Source records:
..........

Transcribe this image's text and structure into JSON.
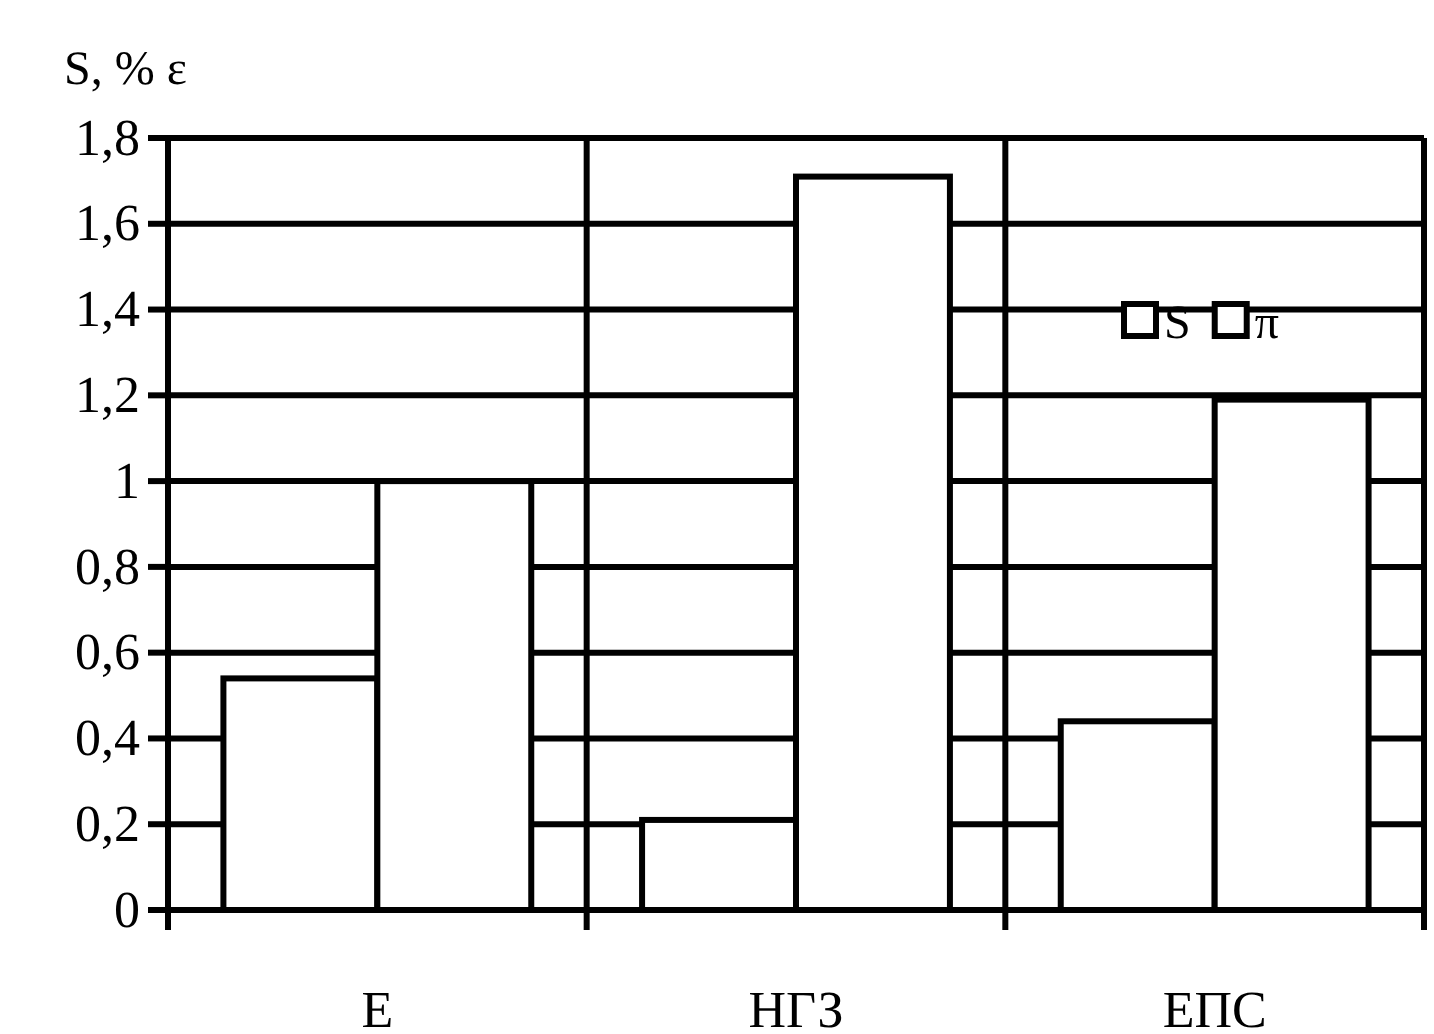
{
  "chart_data": {
    "type": "bar",
    "ylabel": "S, %   ε",
    "categories": [
      "Е",
      "НГЗ",
      "ЕПС"
    ],
    "series": [
      {
        "name": "S",
        "color": "#ffffff",
        "values": [
          0.54,
          0.21,
          0.44
        ]
      },
      {
        "name": "π",
        "color": "#ffffff",
        "values": [
          1.0,
          1.71,
          1.19
        ]
      }
    ],
    "ylim": [
      0,
      1.8
    ],
    "yticks": [
      0,
      {
        "value": 0.2,
        "label": "0,2"
      },
      {
        "value": 0.4,
        "label": "0,4"
      },
      {
        "value": 0.6,
        "label": "0,6"
      },
      {
        "value": 0.8,
        "label": "0,8"
      },
      1,
      {
        "value": 1.2,
        "label": "1,2"
      },
      {
        "value": 1.4,
        "label": "1,4"
      },
      {
        "value": 1.6,
        "label": "1,6"
      },
      {
        "value": 1.8,
        "label": "1,8"
      }
    ],
    "grid": true,
    "legend": "top right"
  }
}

..........

All records above are to be printed exactly, minus the pictures they contain.

Transcribe this image's text and structure into JSON.
{
  "chart_data": {
    "type": "bar",
    "ylabel": "S, %   ε",
    "categories": [
      "Е",
      "НГЗ",
      "ЕПС"
    ],
    "series": [
      {
        "name": "S",
        "color": "#ffffff",
        "values": [
          0.54,
          0.21,
          0.44
        ]
      },
      {
        "name": "π",
        "color": "#ffffff",
        "values": [
          1.0,
          1.71,
          1.19
        ]
      }
    ],
    "ylim": [
      0,
      1.8
    ],
    "yticks": [
      0,
      {
        "value": 0.2,
        "label": "0,2"
      },
      {
        "value": 0.4,
        "label": "0,4"
      },
      {
        "value": 0.6,
        "label": "0,6"
      },
      {
        "value": 0.8,
        "label": "0,8"
      },
      1,
      {
        "value": 1.2,
        "label": "1,2"
      },
      {
        "value": 1.4,
        "label": "1,4"
      },
      {
        "value": 1.6,
        "label": "1,6"
      },
      {
        "value": 1.8,
        "label": "1,8"
      }
    ],
    "grid": true,
    "legend": "top right"
  }
}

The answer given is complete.